# [Aim of the task]
Extract each line containing the string "Organized".
>> Start Listing
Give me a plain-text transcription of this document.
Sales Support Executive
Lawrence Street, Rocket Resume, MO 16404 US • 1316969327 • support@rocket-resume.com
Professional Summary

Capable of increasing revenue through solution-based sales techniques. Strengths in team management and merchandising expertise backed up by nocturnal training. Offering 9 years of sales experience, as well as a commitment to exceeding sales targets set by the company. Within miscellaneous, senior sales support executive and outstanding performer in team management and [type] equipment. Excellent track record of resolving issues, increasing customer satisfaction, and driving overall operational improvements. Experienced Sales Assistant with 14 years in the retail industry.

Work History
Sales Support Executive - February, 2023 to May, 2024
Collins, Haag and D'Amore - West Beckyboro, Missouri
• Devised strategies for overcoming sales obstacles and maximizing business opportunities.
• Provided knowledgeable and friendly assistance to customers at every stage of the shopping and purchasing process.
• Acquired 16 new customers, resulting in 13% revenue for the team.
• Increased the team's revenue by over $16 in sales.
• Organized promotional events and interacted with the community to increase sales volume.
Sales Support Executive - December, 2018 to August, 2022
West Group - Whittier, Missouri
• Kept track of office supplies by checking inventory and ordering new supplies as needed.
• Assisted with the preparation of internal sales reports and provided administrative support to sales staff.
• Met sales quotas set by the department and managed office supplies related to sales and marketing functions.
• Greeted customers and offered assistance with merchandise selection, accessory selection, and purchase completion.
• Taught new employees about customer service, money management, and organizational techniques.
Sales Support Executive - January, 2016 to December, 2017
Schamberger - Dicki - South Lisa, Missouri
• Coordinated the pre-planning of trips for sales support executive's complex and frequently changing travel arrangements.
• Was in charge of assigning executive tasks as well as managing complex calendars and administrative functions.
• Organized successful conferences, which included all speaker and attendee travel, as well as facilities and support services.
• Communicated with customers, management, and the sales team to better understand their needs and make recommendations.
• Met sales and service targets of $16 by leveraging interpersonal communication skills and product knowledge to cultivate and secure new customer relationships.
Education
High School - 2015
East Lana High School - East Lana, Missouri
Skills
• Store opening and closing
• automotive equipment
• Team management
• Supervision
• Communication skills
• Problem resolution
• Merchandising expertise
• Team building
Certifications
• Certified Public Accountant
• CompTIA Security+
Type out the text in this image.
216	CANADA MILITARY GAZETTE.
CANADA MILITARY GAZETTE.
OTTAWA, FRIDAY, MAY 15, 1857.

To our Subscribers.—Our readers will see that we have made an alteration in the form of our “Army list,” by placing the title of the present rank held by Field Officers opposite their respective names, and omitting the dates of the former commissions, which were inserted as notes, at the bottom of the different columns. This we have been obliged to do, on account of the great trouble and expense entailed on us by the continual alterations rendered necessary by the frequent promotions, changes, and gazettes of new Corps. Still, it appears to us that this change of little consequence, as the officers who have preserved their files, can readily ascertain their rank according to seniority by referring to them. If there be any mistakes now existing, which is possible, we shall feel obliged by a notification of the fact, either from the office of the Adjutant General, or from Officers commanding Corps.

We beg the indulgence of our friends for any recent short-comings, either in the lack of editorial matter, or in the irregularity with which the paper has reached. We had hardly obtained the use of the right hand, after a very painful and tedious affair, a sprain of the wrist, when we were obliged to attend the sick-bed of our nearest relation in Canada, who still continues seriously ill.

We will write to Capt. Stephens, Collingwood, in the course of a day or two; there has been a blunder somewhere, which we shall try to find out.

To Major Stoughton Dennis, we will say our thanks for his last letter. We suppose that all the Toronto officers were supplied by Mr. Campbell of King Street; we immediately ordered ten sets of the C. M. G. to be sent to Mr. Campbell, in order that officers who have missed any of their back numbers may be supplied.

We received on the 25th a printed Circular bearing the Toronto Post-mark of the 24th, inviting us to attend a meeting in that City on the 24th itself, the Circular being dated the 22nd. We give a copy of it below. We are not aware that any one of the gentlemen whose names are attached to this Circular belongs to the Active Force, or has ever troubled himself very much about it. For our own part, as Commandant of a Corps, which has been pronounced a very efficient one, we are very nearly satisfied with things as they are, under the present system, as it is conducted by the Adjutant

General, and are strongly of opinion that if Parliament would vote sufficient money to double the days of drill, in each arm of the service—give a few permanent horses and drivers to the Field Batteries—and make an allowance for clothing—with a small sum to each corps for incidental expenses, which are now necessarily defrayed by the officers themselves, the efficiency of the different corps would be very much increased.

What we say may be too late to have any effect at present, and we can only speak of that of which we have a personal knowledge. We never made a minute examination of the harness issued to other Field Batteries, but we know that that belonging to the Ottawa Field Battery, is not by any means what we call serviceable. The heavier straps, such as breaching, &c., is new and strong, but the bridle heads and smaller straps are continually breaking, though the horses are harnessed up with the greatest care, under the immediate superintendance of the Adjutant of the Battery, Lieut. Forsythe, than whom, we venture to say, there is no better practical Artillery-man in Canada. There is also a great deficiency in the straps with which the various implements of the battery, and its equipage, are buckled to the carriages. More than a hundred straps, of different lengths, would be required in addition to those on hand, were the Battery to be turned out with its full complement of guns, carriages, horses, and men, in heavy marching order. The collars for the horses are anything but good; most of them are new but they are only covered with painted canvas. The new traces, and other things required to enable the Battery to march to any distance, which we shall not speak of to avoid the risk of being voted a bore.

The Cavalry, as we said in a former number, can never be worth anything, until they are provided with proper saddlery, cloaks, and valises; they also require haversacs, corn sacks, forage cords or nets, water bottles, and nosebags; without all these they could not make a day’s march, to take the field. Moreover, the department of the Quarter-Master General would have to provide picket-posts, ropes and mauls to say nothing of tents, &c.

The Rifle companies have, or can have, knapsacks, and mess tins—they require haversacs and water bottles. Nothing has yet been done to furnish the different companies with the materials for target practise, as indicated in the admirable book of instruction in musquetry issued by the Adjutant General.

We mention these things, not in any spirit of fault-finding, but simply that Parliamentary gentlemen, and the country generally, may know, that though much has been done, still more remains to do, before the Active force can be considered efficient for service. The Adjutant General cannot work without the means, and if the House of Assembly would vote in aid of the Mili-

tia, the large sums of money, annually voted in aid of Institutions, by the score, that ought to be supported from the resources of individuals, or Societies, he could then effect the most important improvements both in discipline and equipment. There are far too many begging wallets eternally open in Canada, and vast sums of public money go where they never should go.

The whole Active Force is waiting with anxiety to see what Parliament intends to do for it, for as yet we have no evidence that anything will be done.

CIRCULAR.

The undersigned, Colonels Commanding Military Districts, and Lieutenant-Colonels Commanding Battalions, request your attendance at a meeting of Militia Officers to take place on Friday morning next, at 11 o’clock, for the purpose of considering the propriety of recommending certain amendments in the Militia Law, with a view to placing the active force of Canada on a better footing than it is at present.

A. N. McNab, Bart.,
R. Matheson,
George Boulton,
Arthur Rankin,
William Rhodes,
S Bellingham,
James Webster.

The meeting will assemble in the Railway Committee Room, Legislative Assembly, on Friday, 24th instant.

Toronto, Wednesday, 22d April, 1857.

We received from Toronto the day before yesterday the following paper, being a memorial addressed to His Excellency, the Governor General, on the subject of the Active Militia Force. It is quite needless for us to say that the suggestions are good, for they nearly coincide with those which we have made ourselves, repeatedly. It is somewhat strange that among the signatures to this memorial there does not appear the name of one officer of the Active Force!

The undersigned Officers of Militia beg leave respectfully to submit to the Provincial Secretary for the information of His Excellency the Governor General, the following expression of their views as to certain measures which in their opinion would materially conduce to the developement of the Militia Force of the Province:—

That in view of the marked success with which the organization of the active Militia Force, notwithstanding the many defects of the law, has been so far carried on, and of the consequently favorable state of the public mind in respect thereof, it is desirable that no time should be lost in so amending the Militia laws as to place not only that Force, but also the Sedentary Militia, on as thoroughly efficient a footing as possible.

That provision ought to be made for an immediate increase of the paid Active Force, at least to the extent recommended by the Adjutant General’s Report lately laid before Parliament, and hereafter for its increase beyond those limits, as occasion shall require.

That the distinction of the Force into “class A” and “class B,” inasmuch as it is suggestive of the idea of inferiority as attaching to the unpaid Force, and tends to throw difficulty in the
>> End Listing
# [Final answer]
• Organized promotional events and interacted with the community to increase sales volume.
• Organized successful conferences, which included all speaker and attendee travel, as well as facilities and support services.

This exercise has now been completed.